◆ REQUIRED TASK
All the records that follow need to be reproduced exactly. Omit the images.

◆ ROWS

<<<<

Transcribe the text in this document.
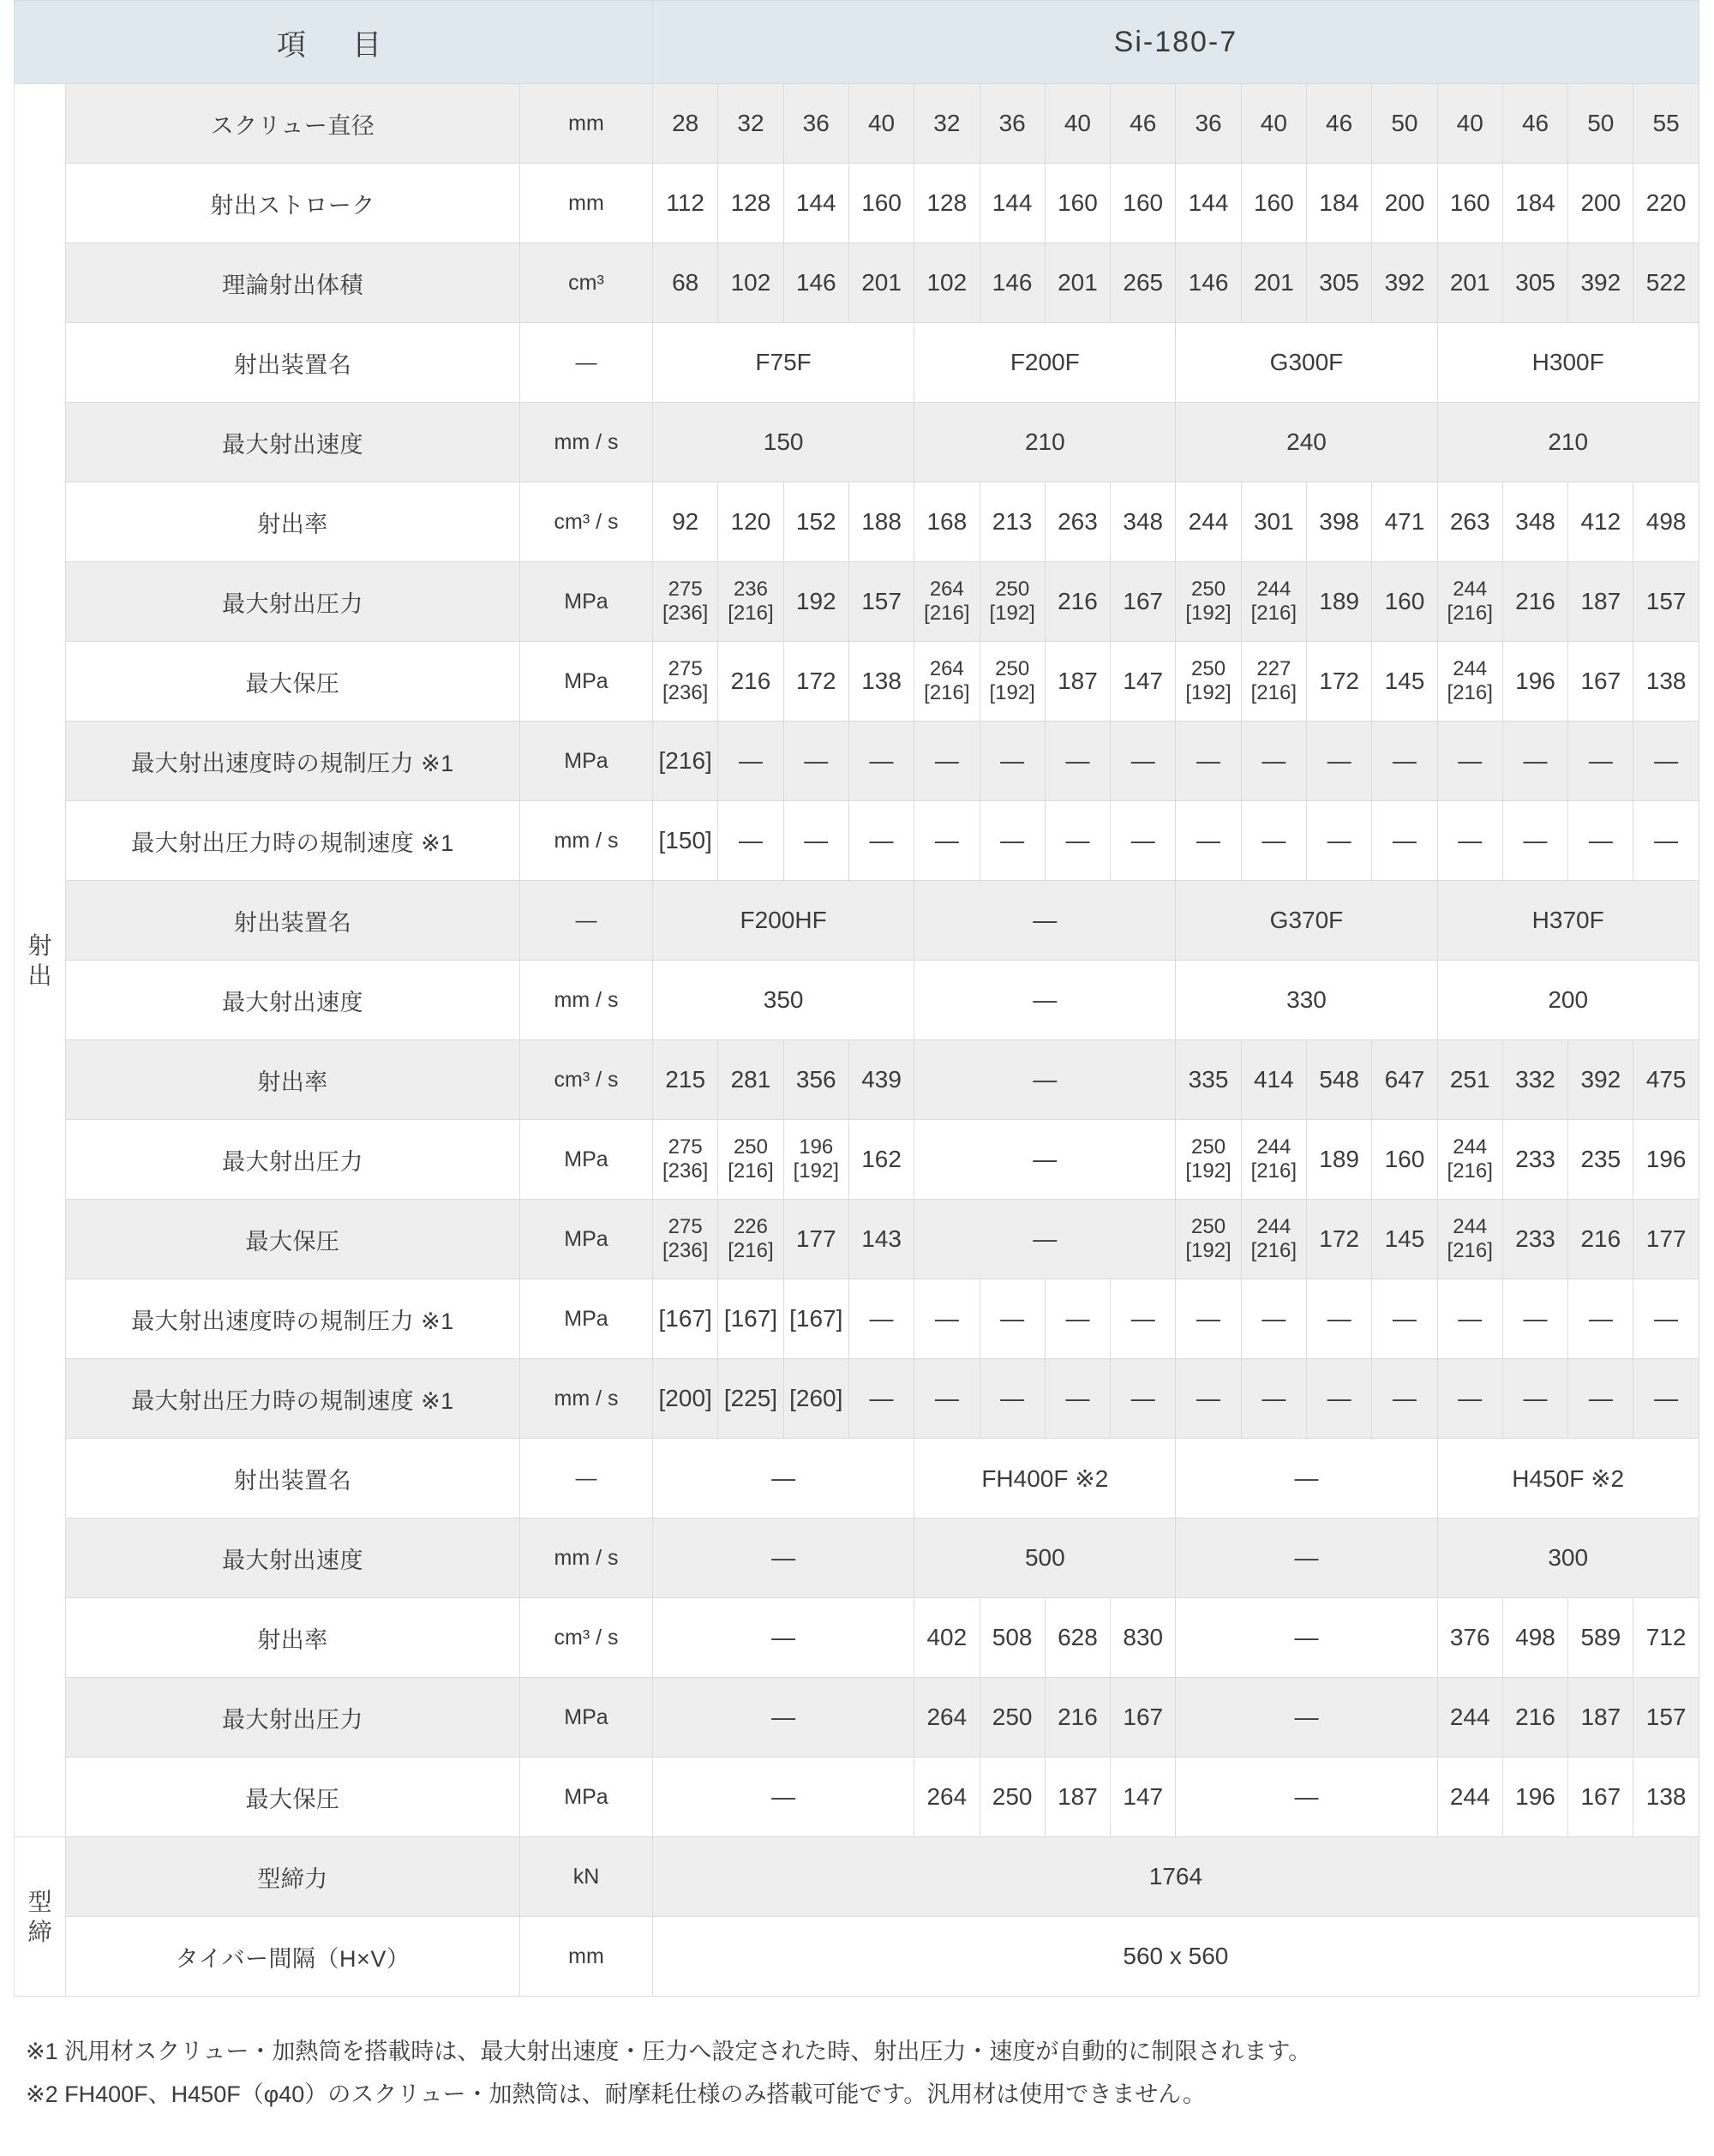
項　目			Si-180-7															

射
出	スクリュー直径	mm	28	32	36	40	32	36	40	46	36	40	46	50	40	46	50	55
	射出ストローク	mm	112	128	144	160	128	144	160	160	144	160	184	200	160	184	200	220
	理論射出体積	cm³	68	102	146	201	102	146	201	265	146	201	305	392	201	305	392	522
	射出装置名	—	F75F				F200F				G300F				H300F			
	最大射出速度	mm / s	150				210				240				210			
	射出率	cm³ / s	92	120	152	188	168	213	263	348	244	301	398	471	263	348	412	498
	最大射出圧力	MPa	275
[236]	236
[216]	192	157	264
[216]	250
[192]	216	167	250
[192]	244
[216]	189	160	244
[216]	216	187	157
	最大保圧	MPa	275
[236]	216	172	138	264
[216]	250
[192]	187	147	250
[192]	227
[216]	172	145	244
[216]	196	167	138
	最大射出速度時の規制圧力 ※1	MPa	[216]	—	—	—	—	—	—	—	—	—	—	—	—	—	—	—
	最大射出圧力時の規制速度 ※1	mm / s	[150]	—	—	—	—	—	—	—	—	—	—	—	—	—	—	—
	射出装置名	—	F200HF				—				G370F				H370F			
	最大射出速度	mm / s	350				—				330				200			
	射出率	cm³ / s	215	281	356	439	—				335	414	548	647	251	332	392	475
	最大射出圧力	MPa	275
[236]	250
[216]	196
[192]	162	—				250
[192]	244
[216]	189	160	244
[216]	233	235	196
	最大保圧	MPa	275
[236]	226
[216]	177	143	—				250
[192]	244
[216]	172	145	244
[216]	233	216	177
	最大射出速度時の規制圧力 ※1	MPa	[167]	[167]	[167]	—	—	—	—	—	—	—	—	—	—	—	—	—
	最大射出圧力時の規制速度 ※1	mm / s	[200]	[225]	[260]	—	—	—	—	—	—	—	—	—	—	—	—	—
	射出装置名	—	—				FH400F ※2				—				H450F ※2			
	最大射出速度	mm / s	—				500				—				300			
	射出率	cm³ / s	—				402	508	628	830	—				376	498	589	712
	最大射出圧力	MPa	—				264	250	216	167	—				244	216	187	157
	最大保圧	MPa	—				264	250	187	147	—				244	196	167	138

型
締	型締力	kN	1764															
	タイバー間隔（H×V）	mm	560 x 560															
※1 汎用材スクリュー・加熱筒を搭載時は、最大射出速度・圧力へ設定された時、射出圧力・速度が自動的に制限されます。
※2 FH400F、H450F（φ40）のスクリュー・加熱筒は、耐摩耗仕様のみ搭載可能です。汎用材は使用できません。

>>>>

◆ RIGHT ANSWER
Transcribe the text in this document.
項　目			Si-180-7															

射
出	スクリュー直径	mm	28	32	36	40	32	36	40	46	36	40	46	50	40	46	50	55
	射出ストローク	mm	112	128	144	160	128	144	160	160	144	160	184	200	160	184	200	220
	理論射出体積	cm³	68	102	146	201	102	146	201	265	146	201	305	392	201	305	392	522
	射出装置名	—	F75F				F200F				G300F				H300F			
	最大射出速度	mm / s	150				210				240				210			
	射出率	cm³ / s	92	120	152	188	168	213	263	348	244	301	398	471	263	348	412	498
	最大射出圧力	MPa	275
[236]	236
[216]	192	157	264
[216]	250
[192]	216	167	250
[192]	244
[216]	189	160	244
[216]	216	187	157
	最大保圧	MPa	275
[236]	216	172	138	264
[216]	250
[192]	187	147	250
[192]	227
[216]	172	145	244
[216]	196	167	138
	最大射出速度時の規制圧力 ※1	MPa	[216]	—	—	—	—	—	—	—	—	—	—	—	—	—	—	—
	最大射出圧力時の規制速度 ※1	mm / s	[150]	—	—	—	—	—	—	—	—	—	—	—	—	—	—	—
	射出装置名	—	F200HF				—				G370F				H370F			
	最大射出速度	mm / s	350				—				330				200			
	射出率	cm³ / s	215	281	356	439	—				335	414	548	647	251	332	392	475
	最大射出圧力	MPa	275
[236]	250
[216]	196
[192]	162	—				250
[192]	244
[216]	189	160	244
[216]	233	235	196
	最大保圧	MPa	275
[236]	226
[216]	177	143	—				250
[192]	244
[216]	172	145	244
[216]	233	216	177
	最大射出速度時の規制圧力 ※1	MPa	[167]	[167]	[167]	—	—	—	—	—	—	—	—	—	—	—	—	—
	最大射出圧力時の規制速度 ※1	mm / s	[200]	[225]	[260]	—	—	—	—	—	—	—	—	—	—	—	—	—
	射出装置名	—	—				FH400F ※2				—				H450F ※2			
	最大射出速度	mm / s	—				500				—				300			
	射出率	cm³ / s	—				402	508	628	830	—				376	498	589	712
	最大射出圧力	MPa	—				264	250	216	167	—				244	216	187	157
	最大保圧	MPa	—				264	250	187	147	—				244	196	167	138

型
締	型締力	kN	1764															
	タイバー間隔（H×V）	mm	560 x 560															
※1 汎用材スクリュー・加熱筒を搭載時は、最大射出速度・圧力へ設定された時、射出圧力・速度が自動的に制限されます。
※2 FH400F、H450F（φ40）のスクリュー・加熱筒は、耐摩耗仕様のみ搭載可能です。汎用材は使用できません。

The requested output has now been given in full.